##### MATERIAL PROVIDED

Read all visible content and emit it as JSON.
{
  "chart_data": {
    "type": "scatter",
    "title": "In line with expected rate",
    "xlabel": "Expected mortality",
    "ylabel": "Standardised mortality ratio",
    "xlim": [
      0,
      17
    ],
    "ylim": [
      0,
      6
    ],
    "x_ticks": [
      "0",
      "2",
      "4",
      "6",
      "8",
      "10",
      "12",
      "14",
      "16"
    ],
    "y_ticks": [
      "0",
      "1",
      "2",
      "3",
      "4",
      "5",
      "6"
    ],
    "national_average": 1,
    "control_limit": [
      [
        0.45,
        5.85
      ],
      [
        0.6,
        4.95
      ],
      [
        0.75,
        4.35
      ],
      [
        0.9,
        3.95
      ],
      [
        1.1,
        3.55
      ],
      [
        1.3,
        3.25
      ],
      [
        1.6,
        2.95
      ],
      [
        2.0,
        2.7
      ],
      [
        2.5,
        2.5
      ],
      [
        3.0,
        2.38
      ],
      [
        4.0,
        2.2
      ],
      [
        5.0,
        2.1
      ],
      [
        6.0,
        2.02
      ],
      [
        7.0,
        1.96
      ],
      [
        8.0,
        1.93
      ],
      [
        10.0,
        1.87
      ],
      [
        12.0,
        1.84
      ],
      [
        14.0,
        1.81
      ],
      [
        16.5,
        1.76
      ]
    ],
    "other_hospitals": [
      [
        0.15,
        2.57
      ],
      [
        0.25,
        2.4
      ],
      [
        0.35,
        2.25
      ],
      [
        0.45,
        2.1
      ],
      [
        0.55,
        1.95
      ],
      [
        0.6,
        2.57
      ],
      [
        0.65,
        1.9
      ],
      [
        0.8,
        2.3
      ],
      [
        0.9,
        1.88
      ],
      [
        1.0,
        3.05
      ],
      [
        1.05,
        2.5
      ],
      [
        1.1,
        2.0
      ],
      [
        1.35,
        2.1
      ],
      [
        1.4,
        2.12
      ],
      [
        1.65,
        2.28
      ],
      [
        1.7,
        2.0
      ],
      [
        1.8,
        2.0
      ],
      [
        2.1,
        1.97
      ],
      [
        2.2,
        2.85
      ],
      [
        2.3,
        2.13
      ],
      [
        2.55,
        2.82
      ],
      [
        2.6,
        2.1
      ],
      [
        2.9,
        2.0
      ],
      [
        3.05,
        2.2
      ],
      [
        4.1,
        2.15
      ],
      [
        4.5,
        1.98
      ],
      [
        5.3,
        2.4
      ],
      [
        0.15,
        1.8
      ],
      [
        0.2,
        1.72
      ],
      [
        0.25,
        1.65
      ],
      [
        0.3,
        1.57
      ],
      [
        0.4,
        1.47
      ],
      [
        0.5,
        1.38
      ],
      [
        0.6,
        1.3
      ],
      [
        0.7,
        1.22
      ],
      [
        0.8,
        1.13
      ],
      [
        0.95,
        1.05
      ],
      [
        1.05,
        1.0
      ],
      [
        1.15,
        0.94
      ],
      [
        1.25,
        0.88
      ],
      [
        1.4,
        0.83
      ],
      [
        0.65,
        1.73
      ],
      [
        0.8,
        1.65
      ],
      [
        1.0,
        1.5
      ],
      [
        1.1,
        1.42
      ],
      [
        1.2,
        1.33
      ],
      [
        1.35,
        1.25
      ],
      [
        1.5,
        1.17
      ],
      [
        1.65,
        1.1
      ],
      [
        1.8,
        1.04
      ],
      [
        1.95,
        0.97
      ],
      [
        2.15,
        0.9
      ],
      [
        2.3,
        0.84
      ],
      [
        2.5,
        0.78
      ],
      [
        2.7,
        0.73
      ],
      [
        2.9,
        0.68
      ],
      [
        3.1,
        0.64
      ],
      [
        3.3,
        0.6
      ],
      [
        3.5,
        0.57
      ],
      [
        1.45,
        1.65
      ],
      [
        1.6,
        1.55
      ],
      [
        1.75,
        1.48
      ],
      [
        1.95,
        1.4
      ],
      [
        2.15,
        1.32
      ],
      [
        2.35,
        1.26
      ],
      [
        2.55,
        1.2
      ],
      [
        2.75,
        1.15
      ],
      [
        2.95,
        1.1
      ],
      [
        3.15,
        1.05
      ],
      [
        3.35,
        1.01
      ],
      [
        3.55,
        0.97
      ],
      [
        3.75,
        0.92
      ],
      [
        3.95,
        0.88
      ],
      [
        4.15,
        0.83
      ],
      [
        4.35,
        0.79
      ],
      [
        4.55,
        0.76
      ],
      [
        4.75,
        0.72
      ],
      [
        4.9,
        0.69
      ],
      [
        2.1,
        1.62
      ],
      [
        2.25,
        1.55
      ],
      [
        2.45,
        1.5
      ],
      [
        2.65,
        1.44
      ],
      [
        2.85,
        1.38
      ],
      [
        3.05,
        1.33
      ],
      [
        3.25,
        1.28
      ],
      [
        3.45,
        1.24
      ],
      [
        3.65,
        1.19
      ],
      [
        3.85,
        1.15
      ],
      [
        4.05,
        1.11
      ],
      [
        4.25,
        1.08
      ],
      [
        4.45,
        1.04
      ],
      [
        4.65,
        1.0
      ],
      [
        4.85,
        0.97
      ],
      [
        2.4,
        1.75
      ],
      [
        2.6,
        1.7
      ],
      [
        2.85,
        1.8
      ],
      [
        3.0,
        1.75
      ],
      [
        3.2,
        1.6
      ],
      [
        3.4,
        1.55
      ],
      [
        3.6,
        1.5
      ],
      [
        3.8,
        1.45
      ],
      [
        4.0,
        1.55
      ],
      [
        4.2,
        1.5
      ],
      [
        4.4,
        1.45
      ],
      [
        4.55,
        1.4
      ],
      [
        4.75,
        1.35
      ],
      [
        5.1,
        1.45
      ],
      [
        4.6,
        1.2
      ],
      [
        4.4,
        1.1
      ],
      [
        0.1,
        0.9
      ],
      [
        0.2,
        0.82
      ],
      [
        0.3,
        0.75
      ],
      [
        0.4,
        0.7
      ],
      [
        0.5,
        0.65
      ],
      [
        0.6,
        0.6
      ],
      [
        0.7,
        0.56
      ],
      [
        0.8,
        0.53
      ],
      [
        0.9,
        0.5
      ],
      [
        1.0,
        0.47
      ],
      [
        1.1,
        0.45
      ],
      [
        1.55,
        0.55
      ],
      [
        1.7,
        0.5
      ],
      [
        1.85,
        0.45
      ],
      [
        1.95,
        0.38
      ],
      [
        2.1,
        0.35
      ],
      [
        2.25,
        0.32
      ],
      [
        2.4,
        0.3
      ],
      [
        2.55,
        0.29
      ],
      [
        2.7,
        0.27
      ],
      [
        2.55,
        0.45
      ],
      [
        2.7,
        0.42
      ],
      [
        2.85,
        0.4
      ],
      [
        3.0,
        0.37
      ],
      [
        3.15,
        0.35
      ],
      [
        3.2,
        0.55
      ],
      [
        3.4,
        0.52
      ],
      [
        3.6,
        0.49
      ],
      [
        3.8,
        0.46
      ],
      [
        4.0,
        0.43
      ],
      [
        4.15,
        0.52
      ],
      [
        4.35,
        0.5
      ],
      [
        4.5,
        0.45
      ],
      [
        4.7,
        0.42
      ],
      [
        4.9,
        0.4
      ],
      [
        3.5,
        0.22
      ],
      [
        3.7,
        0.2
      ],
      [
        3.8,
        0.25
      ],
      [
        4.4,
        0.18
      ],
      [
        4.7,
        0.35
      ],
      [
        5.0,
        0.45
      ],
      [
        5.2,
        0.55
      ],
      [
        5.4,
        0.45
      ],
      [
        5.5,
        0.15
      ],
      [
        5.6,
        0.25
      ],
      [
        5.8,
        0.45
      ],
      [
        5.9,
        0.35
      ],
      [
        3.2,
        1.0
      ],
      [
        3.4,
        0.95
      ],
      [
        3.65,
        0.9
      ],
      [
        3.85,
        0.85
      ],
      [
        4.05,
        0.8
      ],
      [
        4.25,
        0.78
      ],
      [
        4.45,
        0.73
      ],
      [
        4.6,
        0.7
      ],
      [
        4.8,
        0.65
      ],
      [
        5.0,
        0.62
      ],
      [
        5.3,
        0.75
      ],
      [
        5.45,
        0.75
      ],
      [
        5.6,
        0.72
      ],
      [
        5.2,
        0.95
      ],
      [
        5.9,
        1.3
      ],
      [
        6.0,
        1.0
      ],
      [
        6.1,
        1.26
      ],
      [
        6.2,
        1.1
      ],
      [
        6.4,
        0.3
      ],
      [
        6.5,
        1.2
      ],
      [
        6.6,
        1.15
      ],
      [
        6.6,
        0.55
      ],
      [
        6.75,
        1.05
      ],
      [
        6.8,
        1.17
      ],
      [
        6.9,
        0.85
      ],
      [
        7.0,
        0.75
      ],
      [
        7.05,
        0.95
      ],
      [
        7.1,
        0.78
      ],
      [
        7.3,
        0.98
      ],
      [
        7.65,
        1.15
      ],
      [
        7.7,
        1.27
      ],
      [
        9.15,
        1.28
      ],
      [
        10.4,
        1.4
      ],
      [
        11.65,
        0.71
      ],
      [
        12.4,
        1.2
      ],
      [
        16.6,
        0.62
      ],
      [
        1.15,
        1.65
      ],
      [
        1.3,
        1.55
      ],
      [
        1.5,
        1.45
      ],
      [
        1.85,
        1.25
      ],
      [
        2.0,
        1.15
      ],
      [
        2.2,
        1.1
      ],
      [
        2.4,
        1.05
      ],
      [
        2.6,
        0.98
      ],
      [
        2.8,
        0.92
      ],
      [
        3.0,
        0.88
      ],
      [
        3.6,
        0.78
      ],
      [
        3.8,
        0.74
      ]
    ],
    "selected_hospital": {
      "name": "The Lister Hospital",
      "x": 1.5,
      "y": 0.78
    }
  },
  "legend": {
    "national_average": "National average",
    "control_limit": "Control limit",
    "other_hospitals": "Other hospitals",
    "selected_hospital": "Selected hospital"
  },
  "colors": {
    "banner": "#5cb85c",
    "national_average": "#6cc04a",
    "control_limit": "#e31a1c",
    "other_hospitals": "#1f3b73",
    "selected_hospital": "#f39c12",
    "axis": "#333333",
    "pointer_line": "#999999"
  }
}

##########

== GIVEN TASK ==
Pull out all lines from the entries above in which the word "mortality" appears.

== FULL SOLUTION ==
    "xlabel": "Expected mortality",
    "ylabel": "Standardised mortality ratio",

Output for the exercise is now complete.